* _The task_
Revise the records below by changing every "battery module" to "battery assembly" and leaving all other text unchanged.

......

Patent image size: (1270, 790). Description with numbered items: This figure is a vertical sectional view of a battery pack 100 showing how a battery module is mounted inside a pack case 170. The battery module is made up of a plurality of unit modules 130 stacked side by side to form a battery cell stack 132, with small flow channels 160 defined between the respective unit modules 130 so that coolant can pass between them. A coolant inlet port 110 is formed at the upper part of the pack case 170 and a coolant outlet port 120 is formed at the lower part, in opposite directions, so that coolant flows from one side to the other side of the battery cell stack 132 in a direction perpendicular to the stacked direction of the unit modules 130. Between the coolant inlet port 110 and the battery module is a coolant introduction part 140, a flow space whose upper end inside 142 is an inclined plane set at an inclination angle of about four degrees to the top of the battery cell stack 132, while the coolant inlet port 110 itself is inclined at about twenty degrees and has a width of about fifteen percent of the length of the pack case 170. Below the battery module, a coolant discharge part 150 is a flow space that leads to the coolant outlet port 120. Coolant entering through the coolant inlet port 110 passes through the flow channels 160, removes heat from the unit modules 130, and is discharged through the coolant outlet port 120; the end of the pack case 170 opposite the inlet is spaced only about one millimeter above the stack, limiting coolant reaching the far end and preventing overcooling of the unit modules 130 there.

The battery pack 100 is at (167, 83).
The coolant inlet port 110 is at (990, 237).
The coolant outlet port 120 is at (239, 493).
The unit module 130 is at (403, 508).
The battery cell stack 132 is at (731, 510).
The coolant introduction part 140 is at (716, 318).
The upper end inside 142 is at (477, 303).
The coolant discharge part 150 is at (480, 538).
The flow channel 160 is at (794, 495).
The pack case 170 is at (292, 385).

......

* _Response_
Patent image size: (1270, 790). Description with numbered items: This figure is a vertical sectional view of a battery pack 100 showing how a battery assembly is mounted inside a pack case 170. The battery assembly is made up of a plurality of unit modules 130 stacked side by side to form a battery cell stack 132, with small flow channels 160 defined between the respective unit modules 130 so that coolant can pass between them. A coolant inlet port 110 is formed at the upper part of the pack case 170 and a coolant outlet port 120 is formed at the lower part, in opposite directions, so that coolant flows from one side to the other side of the battery cell stack 132 in a direction perpendicular to the stacked direction of the unit modules 130. Between the coolant inlet port 110 and the battery assembly is a coolant introduction part 140, a flow space whose upper end inside 142 is an inclined plane set at an inclination angle of about four degrees to the top of the battery cell stack 132, while the coolant inlet port 110 itself is inclined at about twenty degrees and has a width of about fifteen percent of the length of the pack case 170. Below the battery assembly, a coolant discharge part 150 is a flow space that leads to the coolant outlet port 120. Coolant entering through the coolant inlet port 110 passes through the flow channels 160, removes heat from the unit modules 130, and is discharged through the coolant outlet port 120; the end of the pack case 170 opposite the inlet is spaced only about one millimeter above the stack, limiting coolant reaching the far end and preventing overcooling of the unit modules 130 there.

The battery pack 100 is at (167, 83).
The coolant inlet port 110 is at (990, 237).
The coolant outlet port 120 is at (239, 493).
The unit module 130 is at (403, 508).
The battery cell stack 132 is at (731, 510).
The coolant introduction part 140 is at (716, 318).
The upper end inside 142 is at (477, 303).
The coolant discharge part 150 is at (480, 538).
The flow channel 160 is at (794, 495).
The pack case 170 is at (292, 385).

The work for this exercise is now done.